Extracted records:
________________________
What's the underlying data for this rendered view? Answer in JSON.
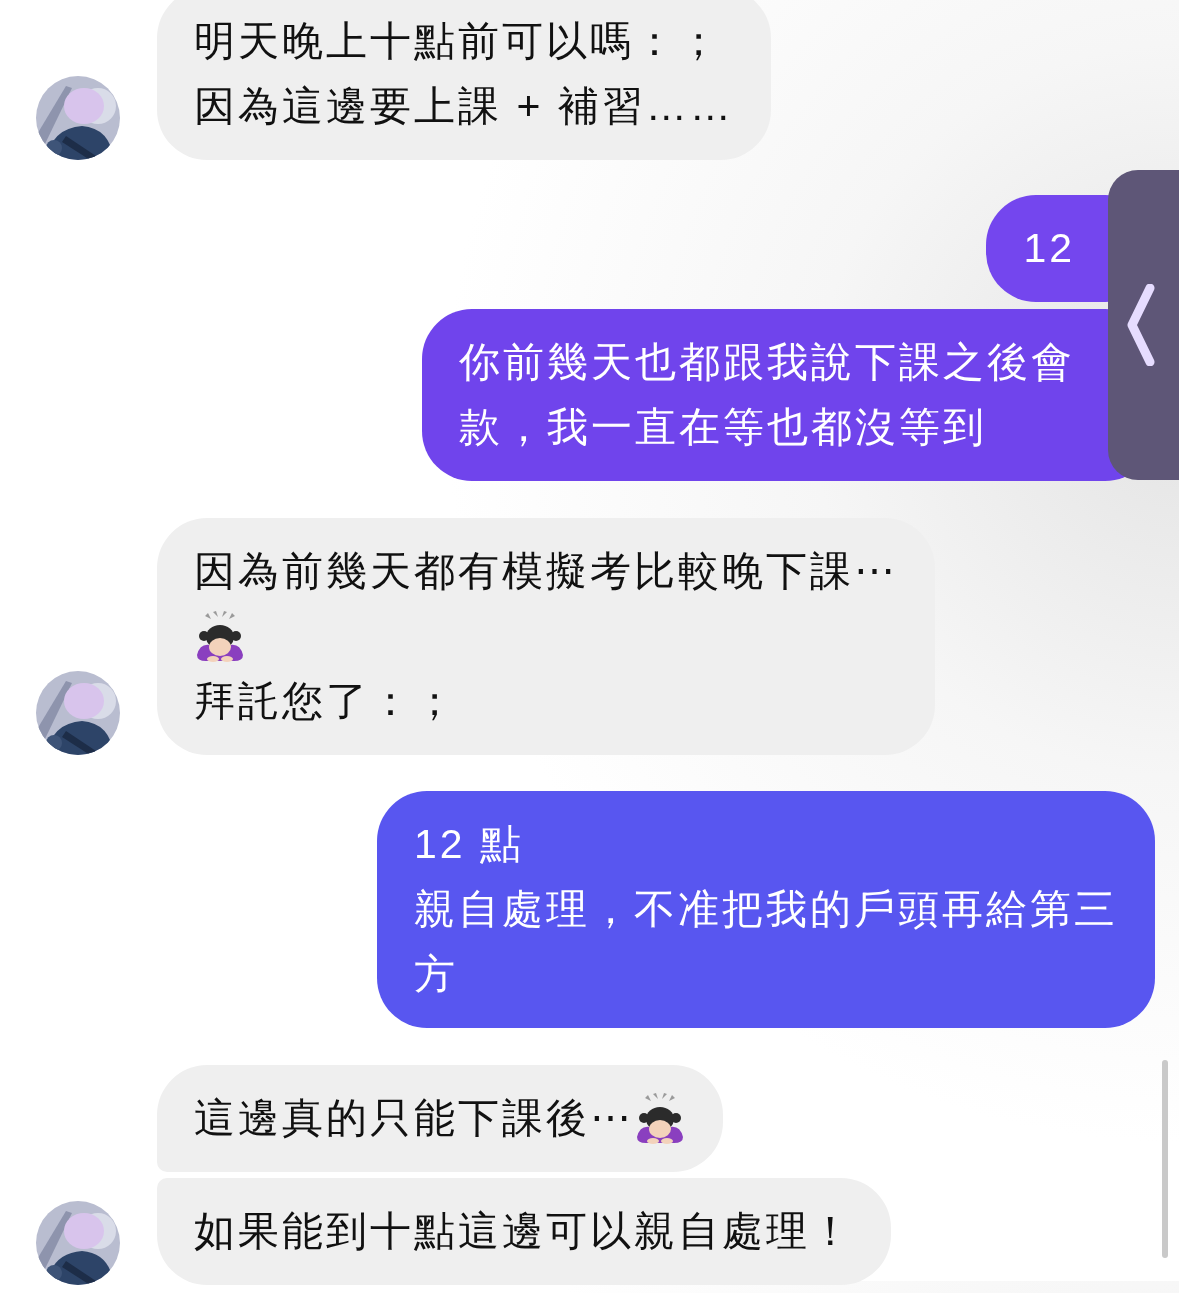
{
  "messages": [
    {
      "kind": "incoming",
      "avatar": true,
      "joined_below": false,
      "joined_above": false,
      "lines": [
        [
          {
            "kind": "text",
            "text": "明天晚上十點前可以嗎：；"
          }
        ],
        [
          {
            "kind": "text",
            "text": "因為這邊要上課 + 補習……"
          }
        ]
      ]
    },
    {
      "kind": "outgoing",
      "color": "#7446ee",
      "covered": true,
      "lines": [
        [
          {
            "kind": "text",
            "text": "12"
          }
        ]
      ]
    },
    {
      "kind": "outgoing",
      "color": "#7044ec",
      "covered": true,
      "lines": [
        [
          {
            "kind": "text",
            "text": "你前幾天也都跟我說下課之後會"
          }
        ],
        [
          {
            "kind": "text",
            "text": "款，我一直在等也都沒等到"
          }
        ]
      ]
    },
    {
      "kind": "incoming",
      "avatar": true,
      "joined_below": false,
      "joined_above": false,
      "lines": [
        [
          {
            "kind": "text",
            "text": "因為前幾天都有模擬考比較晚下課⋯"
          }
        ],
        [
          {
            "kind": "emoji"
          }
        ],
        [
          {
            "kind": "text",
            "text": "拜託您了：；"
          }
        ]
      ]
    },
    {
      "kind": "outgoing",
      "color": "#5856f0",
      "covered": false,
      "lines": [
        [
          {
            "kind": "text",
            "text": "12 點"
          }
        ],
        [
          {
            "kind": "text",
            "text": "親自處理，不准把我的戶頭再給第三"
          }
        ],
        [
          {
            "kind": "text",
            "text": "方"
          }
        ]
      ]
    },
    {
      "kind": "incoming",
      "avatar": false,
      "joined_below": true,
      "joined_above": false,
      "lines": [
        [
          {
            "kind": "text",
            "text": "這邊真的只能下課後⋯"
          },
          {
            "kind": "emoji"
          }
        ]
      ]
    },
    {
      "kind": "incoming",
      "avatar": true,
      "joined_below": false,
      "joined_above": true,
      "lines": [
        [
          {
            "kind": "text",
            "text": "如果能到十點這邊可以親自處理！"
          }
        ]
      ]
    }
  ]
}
________________________
Exercise goal:
Repeat the material above in full and exactly, omitting the pictures.

Worked solution:
What's the underlying data for this rendered view? Answer in JSON.
{
  "messages": [
    {
      "kind": "incoming",
      "avatar": true,
      "joined_below": false,
      "joined_above": false,
      "lines": [
        [
          {
            "kind": "text",
            "text": "明天晚上十點前可以嗎：；"
          }
        ],
        [
          {
            "kind": "text",
            "text": "因為這邊要上課 + 補習……"
          }
        ]
      ]
    },
    {
      "kind": "outgoing",
      "color": "#7446ee",
      "covered": true,
      "lines": [
        [
          {
            "kind": "text",
            "text": "12"
          }
        ]
      ]
    },
    {
      "kind": "outgoing",
      "color": "#7044ec",
      "covered": true,
      "lines": [
        [
          {
            "kind": "text",
            "text": "你前幾天也都跟我說下課之後會"
          }
        ],
        [
          {
            "kind": "text",
            "text": "款，我一直在等也都沒等到"
          }
        ]
      ]
    },
    {
      "kind": "incoming",
      "avatar": true,
      "joined_below": false,
      "joined_above": false,
      "lines": [
        [
          {
            "kind": "text",
            "text": "因為前幾天都有模擬考比較晚下課⋯"
          }
        ],
        [
          {
            "kind": "emoji"
          }
        ],
        [
          {
            "kind": "text",
            "text": "拜託您了：；"
          }
        ]
      ]
    },
    {
      "kind": "outgoing",
      "color": "#5856f0",
      "covered": false,
      "lines": [
        [
          {
            "kind": "text",
            "text": "12 點"
          }
        ],
        [
          {
            "kind": "text",
            "text": "親自處理，不准把我的戶頭再給第三"
          }
        ],
        [
          {
            "kind": "text",
            "text": "方"
          }
        ]
      ]
    },
    {
      "kind": "incoming",
      "avatar": false,
      "joined_below": true,
      "joined_above": false,
      "lines": [
        [
          {
            "kind": "text",
            "text": "這邊真的只能下課後⋯"
          },
          {
            "kind": "emoji"
          }
        ]
      ]
    },
    {
      "kind": "incoming",
      "avatar": true,
      "joined_below": false,
      "joined_above": true,
      "lines": [
        [
          {
            "kind": "text",
            "text": "如果能到十點這邊可以親自處理！"
          }
        ]
      ]
    }
  ]
}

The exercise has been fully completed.